◆ Objective
Print the full listing exactly.

◆ Record excerpts
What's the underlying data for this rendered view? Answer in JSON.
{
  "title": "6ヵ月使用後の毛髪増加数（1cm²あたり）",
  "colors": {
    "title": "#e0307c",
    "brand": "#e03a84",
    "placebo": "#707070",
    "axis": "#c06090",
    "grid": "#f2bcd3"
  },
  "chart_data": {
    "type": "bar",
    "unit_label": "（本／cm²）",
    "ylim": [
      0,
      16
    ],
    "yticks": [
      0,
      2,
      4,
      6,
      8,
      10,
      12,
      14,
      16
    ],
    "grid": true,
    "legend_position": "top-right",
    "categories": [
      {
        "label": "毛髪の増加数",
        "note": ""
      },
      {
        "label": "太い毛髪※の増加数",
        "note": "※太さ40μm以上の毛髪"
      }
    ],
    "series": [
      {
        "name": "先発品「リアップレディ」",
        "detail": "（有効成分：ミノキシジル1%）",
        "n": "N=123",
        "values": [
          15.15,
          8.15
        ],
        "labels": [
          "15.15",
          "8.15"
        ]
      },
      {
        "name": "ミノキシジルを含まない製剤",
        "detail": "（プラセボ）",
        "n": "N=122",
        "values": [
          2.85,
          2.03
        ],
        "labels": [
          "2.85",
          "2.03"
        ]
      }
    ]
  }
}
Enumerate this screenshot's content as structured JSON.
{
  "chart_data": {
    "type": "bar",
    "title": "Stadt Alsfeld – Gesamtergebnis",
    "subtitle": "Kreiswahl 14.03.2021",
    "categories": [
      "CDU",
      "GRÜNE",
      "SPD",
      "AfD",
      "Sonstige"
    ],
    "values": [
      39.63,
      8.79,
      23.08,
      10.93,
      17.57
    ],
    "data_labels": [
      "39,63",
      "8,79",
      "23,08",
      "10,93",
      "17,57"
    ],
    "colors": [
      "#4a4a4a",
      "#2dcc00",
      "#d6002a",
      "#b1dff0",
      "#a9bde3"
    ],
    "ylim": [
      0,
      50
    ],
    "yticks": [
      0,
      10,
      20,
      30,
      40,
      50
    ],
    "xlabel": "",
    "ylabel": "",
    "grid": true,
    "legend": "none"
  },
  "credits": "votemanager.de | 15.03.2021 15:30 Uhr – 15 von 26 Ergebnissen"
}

◆ Written solution
What's the underlying data for this rendered view? Answer in JSON.
{
  "title": "6ヵ月使用後の毛髪増加数（1cm²あたり）",
  "colors": {
    "title": "#e0307c",
    "brand": "#e03a84",
    "placebo": "#707070",
    "axis": "#c06090",
    "grid": "#f2bcd3"
  },
  "chart_data": {
    "type": "bar",
    "unit_label": "（本／cm²）",
    "ylim": [
      0,
      16
    ],
    "yticks": [
      0,
      2,
      4,
      6,
      8,
      10,
      12,
      14,
      16
    ],
    "grid": true,
    "legend_position": "top-right",
    "categories": [
      {
        "label": "毛髪の増加数",
        "note": ""
      },
      {
        "label": "太い毛髪※の増加数",
        "note": "※太さ40μm以上の毛髪"
      }
    ],
    "series": [
      {
        "name": "先発品「リアップレディ」",
        "detail": "（有効成分：ミノキシジル1%）",
        "n": "N=123",
        "values": [
          15.15,
          8.15
        ],
        "labels": [
          "15.15",
          "8.15"
        ]
      },
      {
        "name": "ミノキシジルを含まない製剤",
        "detail": "（プラセボ）",
        "n": "N=122",
        "values": [
          2.85,
          2.03
        ],
        "labels": [
          "2.85",
          "2.03"
        ]
      }
    ]
  }
}
Enumerate this screenshot's content as structured JSON.
{
  "chart_data": {
    "type": "bar",
    "title": "Stadt Alsfeld – Gesamtergebnis",
    "subtitle": "Kreiswahl 14.03.2021",
    "categories": [
      "CDU",
      "GRÜNE",
      "SPD",
      "AfD",
      "Sonstige"
    ],
    "values": [
      39.63,
      8.79,
      23.08,
      10.93,
      17.57
    ],
    "data_labels": [
      "39,63",
      "8,79",
      "23,08",
      "10,93",
      "17,57"
    ],
    "colors": [
      "#4a4a4a",
      "#2dcc00",
      "#d6002a",
      "#b1dff0",
      "#a9bde3"
    ],
    "ylim": [
      0,
      50
    ],
    "yticks": [
      0,
      10,
      20,
      30,
      40,
      50
    ],
    "xlabel": "",
    "ylabel": "",
    "grid": true,
    "legend": "none"
  },
  "credits": "votemanager.de | 15.03.2021 15:30 Uhr – 15 von 26 Ergebnissen"
}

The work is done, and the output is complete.